**TASK DESCRIPTION**
How many lines of these records hold the string "Công"? Reply with the number alone.

___ RECORDED INFORMATION ___

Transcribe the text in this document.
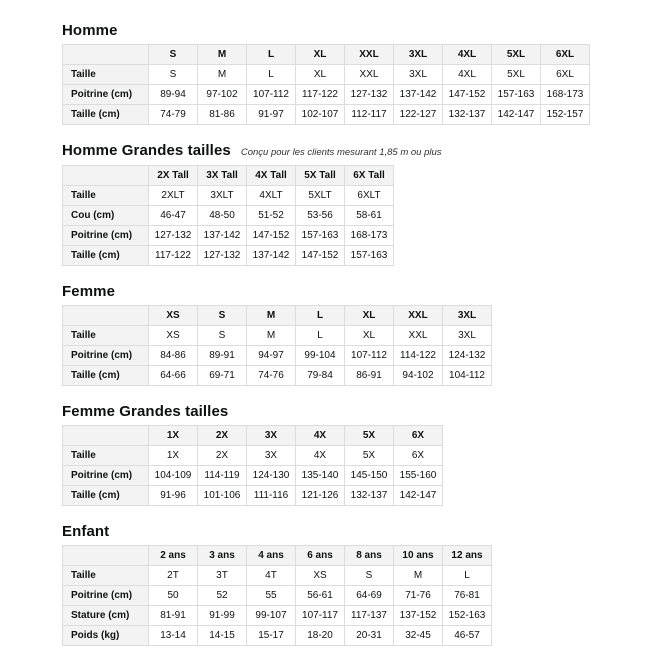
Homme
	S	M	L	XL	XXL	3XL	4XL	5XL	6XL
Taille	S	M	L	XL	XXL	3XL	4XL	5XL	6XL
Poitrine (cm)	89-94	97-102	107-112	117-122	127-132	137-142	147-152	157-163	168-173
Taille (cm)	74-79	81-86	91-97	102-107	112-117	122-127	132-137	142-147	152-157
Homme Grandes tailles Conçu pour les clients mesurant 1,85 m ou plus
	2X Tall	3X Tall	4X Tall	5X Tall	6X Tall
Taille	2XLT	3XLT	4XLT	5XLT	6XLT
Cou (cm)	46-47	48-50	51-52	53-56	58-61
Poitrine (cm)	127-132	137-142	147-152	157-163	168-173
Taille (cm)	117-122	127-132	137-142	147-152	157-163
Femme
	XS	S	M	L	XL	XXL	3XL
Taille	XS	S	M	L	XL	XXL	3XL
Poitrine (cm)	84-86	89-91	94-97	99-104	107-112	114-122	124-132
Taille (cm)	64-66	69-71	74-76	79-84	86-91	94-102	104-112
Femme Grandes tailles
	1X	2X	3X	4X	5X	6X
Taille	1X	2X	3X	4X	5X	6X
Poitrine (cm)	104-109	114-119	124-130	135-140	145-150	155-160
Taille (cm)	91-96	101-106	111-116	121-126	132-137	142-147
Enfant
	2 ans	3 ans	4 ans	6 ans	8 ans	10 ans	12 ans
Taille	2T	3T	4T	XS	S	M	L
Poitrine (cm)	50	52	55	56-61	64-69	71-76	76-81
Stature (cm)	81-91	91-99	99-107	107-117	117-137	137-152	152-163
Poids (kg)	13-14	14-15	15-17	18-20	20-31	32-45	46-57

___
___ RECORDED INFORMATION ___

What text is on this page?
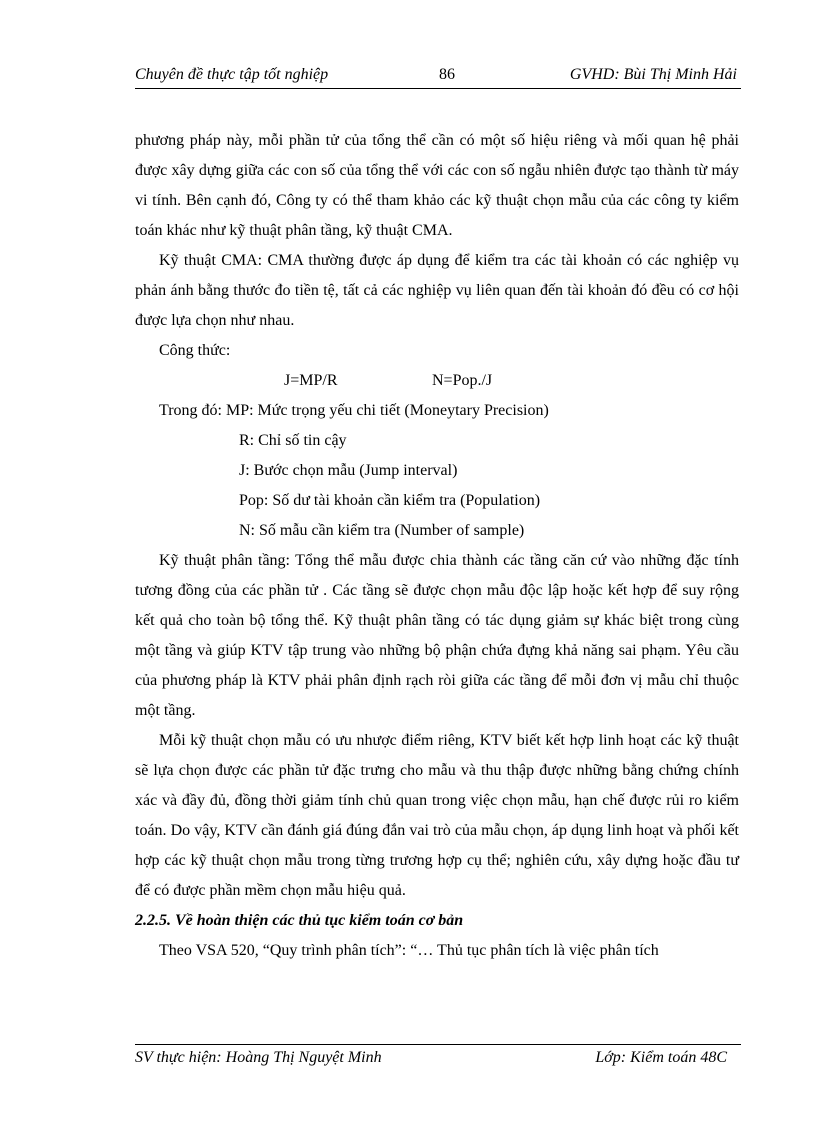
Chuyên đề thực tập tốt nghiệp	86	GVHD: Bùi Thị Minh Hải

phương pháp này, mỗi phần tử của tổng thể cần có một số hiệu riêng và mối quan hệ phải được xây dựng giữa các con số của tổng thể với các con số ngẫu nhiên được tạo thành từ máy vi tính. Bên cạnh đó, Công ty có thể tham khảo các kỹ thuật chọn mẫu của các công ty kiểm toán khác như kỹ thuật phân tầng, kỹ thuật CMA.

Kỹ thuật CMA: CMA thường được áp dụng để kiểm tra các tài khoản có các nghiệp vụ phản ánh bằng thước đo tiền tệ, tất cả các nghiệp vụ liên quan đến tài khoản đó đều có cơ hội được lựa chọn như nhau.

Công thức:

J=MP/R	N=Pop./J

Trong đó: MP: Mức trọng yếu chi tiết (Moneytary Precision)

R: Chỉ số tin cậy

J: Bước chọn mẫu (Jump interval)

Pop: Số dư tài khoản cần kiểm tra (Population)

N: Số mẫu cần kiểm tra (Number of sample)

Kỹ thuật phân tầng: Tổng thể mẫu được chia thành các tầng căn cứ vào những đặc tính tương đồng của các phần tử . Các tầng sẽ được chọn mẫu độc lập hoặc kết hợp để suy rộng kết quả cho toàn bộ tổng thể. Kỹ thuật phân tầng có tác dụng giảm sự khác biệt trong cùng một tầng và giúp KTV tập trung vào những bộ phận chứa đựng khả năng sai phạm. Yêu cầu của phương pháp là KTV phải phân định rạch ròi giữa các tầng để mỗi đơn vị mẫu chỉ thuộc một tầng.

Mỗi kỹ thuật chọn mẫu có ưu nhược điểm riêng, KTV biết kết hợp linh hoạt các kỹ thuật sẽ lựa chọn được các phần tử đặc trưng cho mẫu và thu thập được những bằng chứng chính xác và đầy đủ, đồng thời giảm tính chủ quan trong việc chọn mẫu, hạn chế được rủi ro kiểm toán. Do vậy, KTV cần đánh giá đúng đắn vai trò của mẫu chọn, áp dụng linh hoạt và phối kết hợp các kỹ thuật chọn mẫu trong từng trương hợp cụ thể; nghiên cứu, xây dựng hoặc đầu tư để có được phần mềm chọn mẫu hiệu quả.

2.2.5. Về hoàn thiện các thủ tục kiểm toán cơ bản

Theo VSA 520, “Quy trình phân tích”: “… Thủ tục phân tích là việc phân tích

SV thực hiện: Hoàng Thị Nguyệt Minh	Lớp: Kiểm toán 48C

___
___ RECORDED INFORMATION ___

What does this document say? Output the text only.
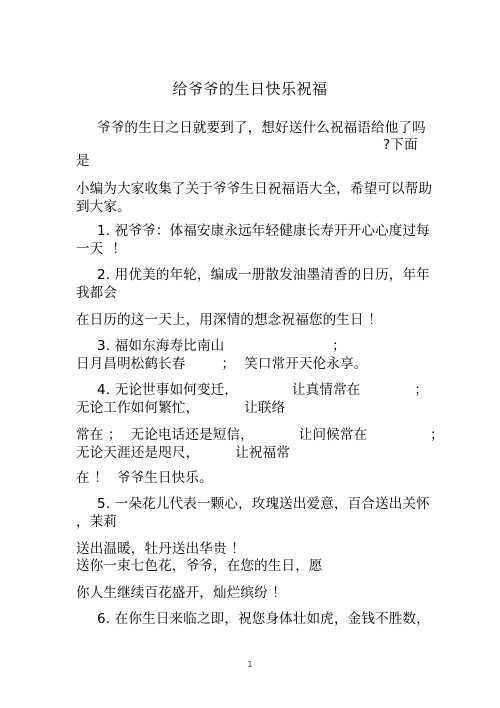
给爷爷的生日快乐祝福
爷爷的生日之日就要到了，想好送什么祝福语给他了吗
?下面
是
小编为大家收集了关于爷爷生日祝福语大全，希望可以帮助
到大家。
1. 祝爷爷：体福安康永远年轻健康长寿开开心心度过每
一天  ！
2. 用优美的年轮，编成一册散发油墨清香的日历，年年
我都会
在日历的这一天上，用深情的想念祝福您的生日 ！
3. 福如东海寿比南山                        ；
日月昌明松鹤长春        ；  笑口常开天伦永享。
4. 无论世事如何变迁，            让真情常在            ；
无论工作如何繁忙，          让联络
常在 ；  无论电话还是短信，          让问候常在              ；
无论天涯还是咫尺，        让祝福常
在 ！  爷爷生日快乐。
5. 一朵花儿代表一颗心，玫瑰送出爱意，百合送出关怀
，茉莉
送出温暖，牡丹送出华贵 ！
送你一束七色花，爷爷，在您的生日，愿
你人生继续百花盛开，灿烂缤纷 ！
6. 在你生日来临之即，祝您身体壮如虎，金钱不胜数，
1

___

**THE ANSWER**
2